Figure contents as structured data
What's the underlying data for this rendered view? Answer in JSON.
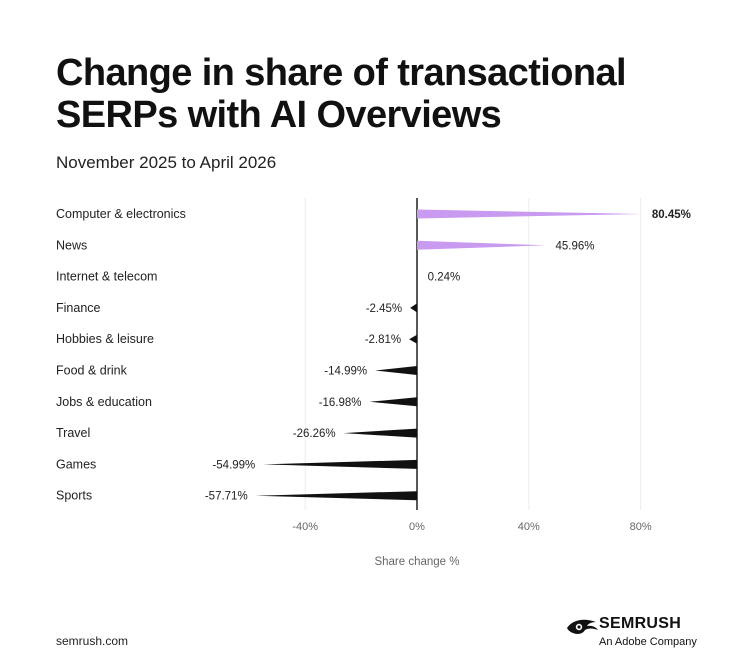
{
  "title": "Change in share of transactional SERPs with AI Overviews",
  "subtitle": "November 2025 to April 2026",
  "footer": {
    "url": "semrush.com",
    "brand_name": "SEMRUSH",
    "brand_tagline": "An Adobe Company",
    "brand_icon": "semrush-flame-icon"
  },
  "colors": {
    "positive": "#c89af0",
    "negative": "#111111",
    "grid": "#ececec",
    "zero_line": "#111111"
  },
  "chart_data": {
    "type": "bar",
    "orientation": "horizontal",
    "categories": [
      "Computer & electronics",
      "News",
      "Internet & telecom",
      "Finance",
      "Hobbies & leisure",
      "Food & drink",
      "Jobs & education",
      "Travel",
      "Games",
      "Sports"
    ],
    "values": [
      80.45,
      45.96,
      0.24,
      -2.45,
      -2.81,
      -14.99,
      -16.98,
      -26.26,
      -54.99,
      -57.71
    ],
    "value_labels": [
      "80.45%",
      "45.96%",
      "0.24%",
      "-2.45%",
      "-2.81%",
      "-14.99%",
      "-16.98%",
      "-26.26%",
      "-54.99%",
      "-57.71%"
    ],
    "xlabel": "Share change %",
    "x_ticks": [
      -40,
      0,
      40,
      80
    ],
    "x_tick_labels": [
      "-40%",
      "0%",
      "40%",
      "80%"
    ],
    "xlim": [
      -60,
      90
    ],
    "grid": true
  }
}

-- Job --
Copy the listing word for word, excluding its pictures.

-- The response --
What's the underlying data for this rendered view? Answer in JSON.
{
  "title": "Change in share of transactional SERPs with AI Overviews",
  "subtitle": "November 2025 to April 2026",
  "footer": {
    "url": "semrush.com",
    "brand_name": "SEMRUSH",
    "brand_tagline": "An Adobe Company",
    "brand_icon": "semrush-flame-icon"
  },
  "colors": {
    "positive": "#c89af0",
    "negative": "#111111",
    "grid": "#ececec",
    "zero_line": "#111111"
  },
  "chart_data": {
    "type": "bar",
    "orientation": "horizontal",
    "categories": [
      "Computer & electronics",
      "News",
      "Internet & telecom",
      "Finance",
      "Hobbies & leisure",
      "Food & drink",
      "Jobs & education",
      "Travel",
      "Games",
      "Sports"
    ],
    "values": [
      80.45,
      45.96,
      0.24,
      -2.45,
      -2.81,
      -14.99,
      -16.98,
      -26.26,
      -54.99,
      -57.71
    ],
    "value_labels": [
      "80.45%",
      "45.96%",
      "0.24%",
      "-2.45%",
      "-2.81%",
      "-14.99%",
      "-16.98%",
      "-26.26%",
      "-54.99%",
      "-57.71%"
    ],
    "xlabel": "Share change %",
    "x_ticks": [
      -40,
      0,
      40,
      80
    ],
    "x_tick_labels": [
      "-40%",
      "0%",
      "40%",
      "80%"
    ],
    "xlim": [
      -60,
      90
    ],
    "grid": true
  }
}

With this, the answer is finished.